# Given entries
-.-.-

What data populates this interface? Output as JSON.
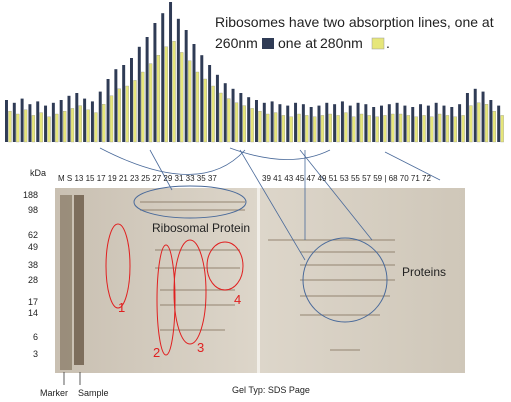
{
  "chart_data": {
    "type": "bar",
    "title": "Ribosomes have two absorption lines, one at",
    "separator": "one at",
    "end": ".",
    "ylim": [
      0,
      100
    ],
    "series": [
      {
        "name": "260nm",
        "color": "#2f3b55",
        "values": [
          30,
          28,
          31,
          27,
          29,
          26,
          28,
          30,
          33,
          35,
          31,
          29,
          36,
          45,
          52,
          55,
          60,
          68,
          75,
          85,
          92,
          100,
          88,
          80,
          70,
          62,
          55,
          48,
          42,
          38,
          35,
          32,
          30,
          28,
          29,
          27,
          26,
          28,
          27,
          25,
          26,
          28,
          27,
          29,
          26,
          28,
          27,
          25,
          26,
          27,
          28,
          26,
          25,
          27,
          26,
          28,
          26,
          25,
          27,
          35,
          38,
          36,
          30,
          26
        ]
      },
      {
        "name": "280nm",
        "color": "#e6e67a",
        "values": [
          22,
          20,
          23,
          19,
          21,
          18,
          20,
          22,
          24,
          26,
          23,
          21,
          27,
          33,
          38,
          40,
          44,
          50,
          56,
          62,
          68,
          72,
          64,
          58,
          50,
          45,
          40,
          35,
          31,
          28,
          26,
          24,
          22,
          20,
          21,
          19,
          18,
          20,
          19,
          18,
          19,
          20,
          19,
          21,
          18,
          20,
          19,
          18,
          19,
          20,
          20,
          19,
          18,
          19,
          18,
          20,
          19,
          18,
          19,
          26,
          28,
          27,
          22,
          19
        ]
      }
    ]
  },
  "gel": {
    "unit": "kDa",
    "markers": [
      "188",
      "98",
      "62",
      "49",
      "38",
      "28",
      "17",
      "14",
      "6",
      "3"
    ],
    "lanes_left": "M S 13 15 17 19 21 23 25 27 29 31 33 35 37",
    "lanes_right": "39 41 43 45 47 49 51 53 55 57 59 | 68 70 71 72",
    "ribosomal": "Ribosomal Protein",
    "proteins": "Proteins",
    "numbers": [
      "1",
      "2",
      "3",
      "4"
    ],
    "marker": "Marker",
    "sample": "Sample",
    "caption": "Gel Typ: SDS Page"
  }
}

-.-.-

# Task objective
In copying the material, drop all pictures and keep everything else identical.

# Answer for the task
What data populates this interface? Output as JSON.
{
  "chart_data": {
    "type": "bar",
    "title": "Ribosomes have two absorption lines, one at",
    "separator": "one at",
    "end": ".",
    "ylim": [
      0,
      100
    ],
    "series": [
      {
        "name": "260nm",
        "color": "#2f3b55",
        "values": [
          30,
          28,
          31,
          27,
          29,
          26,
          28,
          30,
          33,
          35,
          31,
          29,
          36,
          45,
          52,
          55,
          60,
          68,
          75,
          85,
          92,
          100,
          88,
          80,
          70,
          62,
          55,
          48,
          42,
          38,
          35,
          32,
          30,
          28,
          29,
          27,
          26,
          28,
          27,
          25,
          26,
          28,
          27,
          29,
          26,
          28,
          27,
          25,
          26,
          27,
          28,
          26,
          25,
          27,
          26,
          28,
          26,
          25,
          27,
          35,
          38,
          36,
          30,
          26
        ]
      },
      {
        "name": "280nm",
        "color": "#e6e67a",
        "values": [
          22,
          20,
          23,
          19,
          21,
          18,
          20,
          22,
          24,
          26,
          23,
          21,
          27,
          33,
          38,
          40,
          44,
          50,
          56,
          62,
          68,
          72,
          64,
          58,
          50,
          45,
          40,
          35,
          31,
          28,
          26,
          24,
          22,
          20,
          21,
          19,
          18,
          20,
          19,
          18,
          19,
          20,
          19,
          21,
          18,
          20,
          19,
          18,
          19,
          20,
          20,
          19,
          18,
          19,
          18,
          20,
          19,
          18,
          19,
          26,
          28,
          27,
          22,
          19
        ]
      }
    ]
  },
  "gel": {
    "unit": "kDa",
    "markers": [
      "188",
      "98",
      "62",
      "49",
      "38",
      "28",
      "17",
      "14",
      "6",
      "3"
    ],
    "lanes_left": "M S 13 15 17 19 21 23 25 27 29 31 33 35 37",
    "lanes_right": "39 41 43 45 47 49 51 53 55 57 59 | 68 70 71 72",
    "ribosomal": "Ribosomal Protein",
    "proteins": "Proteins",
    "numbers": [
      "1",
      "2",
      "3",
      "4"
    ],
    "marker": "Marker",
    "sample": "Sample",
    "caption": "Gel Typ: SDS Page"
  }
}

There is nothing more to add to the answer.